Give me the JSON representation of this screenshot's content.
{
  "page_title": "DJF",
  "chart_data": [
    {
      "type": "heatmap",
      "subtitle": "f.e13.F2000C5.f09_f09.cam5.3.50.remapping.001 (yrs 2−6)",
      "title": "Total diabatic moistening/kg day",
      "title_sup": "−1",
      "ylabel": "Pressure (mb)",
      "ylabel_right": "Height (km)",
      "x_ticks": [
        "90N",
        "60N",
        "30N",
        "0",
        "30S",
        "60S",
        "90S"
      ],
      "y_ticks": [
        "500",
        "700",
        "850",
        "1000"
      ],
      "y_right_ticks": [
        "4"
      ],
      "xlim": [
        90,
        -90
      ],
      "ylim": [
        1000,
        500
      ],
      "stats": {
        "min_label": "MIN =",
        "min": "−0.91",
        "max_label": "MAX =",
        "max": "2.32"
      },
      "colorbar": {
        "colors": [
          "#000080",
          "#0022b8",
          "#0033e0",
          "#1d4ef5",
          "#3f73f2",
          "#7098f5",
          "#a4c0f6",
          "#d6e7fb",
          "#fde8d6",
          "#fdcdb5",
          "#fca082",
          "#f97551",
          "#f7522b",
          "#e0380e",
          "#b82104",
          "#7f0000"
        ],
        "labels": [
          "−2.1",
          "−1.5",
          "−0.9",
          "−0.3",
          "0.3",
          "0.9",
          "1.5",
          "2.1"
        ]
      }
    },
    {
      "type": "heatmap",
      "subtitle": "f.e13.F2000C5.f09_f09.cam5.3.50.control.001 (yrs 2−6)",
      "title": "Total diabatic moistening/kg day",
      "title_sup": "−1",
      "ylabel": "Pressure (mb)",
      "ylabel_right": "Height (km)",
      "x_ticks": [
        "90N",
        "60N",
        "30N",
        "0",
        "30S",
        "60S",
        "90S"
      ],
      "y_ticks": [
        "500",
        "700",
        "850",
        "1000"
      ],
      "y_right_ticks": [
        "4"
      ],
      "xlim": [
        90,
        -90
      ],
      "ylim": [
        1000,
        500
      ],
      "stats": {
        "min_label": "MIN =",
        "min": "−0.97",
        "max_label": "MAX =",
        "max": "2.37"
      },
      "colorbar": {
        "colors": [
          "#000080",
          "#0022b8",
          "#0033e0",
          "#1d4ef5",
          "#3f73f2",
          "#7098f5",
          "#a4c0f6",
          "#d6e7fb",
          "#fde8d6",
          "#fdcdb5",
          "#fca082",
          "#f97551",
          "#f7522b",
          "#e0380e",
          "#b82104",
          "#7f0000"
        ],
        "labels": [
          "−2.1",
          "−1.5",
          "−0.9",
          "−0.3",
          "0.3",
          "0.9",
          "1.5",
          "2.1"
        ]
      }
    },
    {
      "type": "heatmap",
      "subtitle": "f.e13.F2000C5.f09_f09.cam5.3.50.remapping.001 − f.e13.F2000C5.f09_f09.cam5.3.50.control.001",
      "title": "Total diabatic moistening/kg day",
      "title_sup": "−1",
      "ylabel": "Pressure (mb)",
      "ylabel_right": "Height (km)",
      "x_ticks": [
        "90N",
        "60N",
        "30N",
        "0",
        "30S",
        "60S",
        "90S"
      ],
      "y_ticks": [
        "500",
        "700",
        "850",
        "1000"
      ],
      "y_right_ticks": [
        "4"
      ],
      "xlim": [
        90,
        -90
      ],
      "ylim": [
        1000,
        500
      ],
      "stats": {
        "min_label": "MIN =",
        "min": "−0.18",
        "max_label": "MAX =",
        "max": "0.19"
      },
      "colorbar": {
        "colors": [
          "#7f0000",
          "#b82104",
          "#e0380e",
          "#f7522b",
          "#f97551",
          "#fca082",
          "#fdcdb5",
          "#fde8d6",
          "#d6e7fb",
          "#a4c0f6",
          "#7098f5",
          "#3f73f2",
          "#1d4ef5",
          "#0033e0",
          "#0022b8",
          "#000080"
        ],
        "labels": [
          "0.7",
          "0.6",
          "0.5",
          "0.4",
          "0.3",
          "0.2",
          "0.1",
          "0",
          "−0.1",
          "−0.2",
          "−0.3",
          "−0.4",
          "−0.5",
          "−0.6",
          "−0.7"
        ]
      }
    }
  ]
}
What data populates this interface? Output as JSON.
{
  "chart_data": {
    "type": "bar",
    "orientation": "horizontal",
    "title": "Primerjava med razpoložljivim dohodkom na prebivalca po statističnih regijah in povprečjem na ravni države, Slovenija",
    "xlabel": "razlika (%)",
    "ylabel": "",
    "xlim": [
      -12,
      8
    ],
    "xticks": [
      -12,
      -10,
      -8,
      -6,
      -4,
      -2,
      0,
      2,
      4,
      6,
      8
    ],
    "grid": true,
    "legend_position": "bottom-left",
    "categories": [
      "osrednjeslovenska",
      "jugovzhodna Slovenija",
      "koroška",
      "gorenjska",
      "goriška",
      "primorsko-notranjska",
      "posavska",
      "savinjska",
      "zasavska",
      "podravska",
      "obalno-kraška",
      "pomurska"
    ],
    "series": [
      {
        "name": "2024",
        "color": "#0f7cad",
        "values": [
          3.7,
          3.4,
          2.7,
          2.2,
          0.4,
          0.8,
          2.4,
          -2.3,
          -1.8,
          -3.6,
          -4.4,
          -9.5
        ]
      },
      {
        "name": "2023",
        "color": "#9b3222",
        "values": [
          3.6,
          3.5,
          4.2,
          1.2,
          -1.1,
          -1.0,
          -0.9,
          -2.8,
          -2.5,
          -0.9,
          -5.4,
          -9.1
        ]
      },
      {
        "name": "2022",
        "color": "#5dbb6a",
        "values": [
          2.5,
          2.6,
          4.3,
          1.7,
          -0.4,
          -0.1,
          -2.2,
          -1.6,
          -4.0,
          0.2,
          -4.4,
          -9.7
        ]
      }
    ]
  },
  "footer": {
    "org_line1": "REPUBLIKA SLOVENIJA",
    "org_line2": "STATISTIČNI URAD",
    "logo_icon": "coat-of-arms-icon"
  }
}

..............................

From the records above, pull out each line that has "this".

_Full answer_
Give me the JSON representation of this screenshot's content.
What data populates this interface? Output as JSON.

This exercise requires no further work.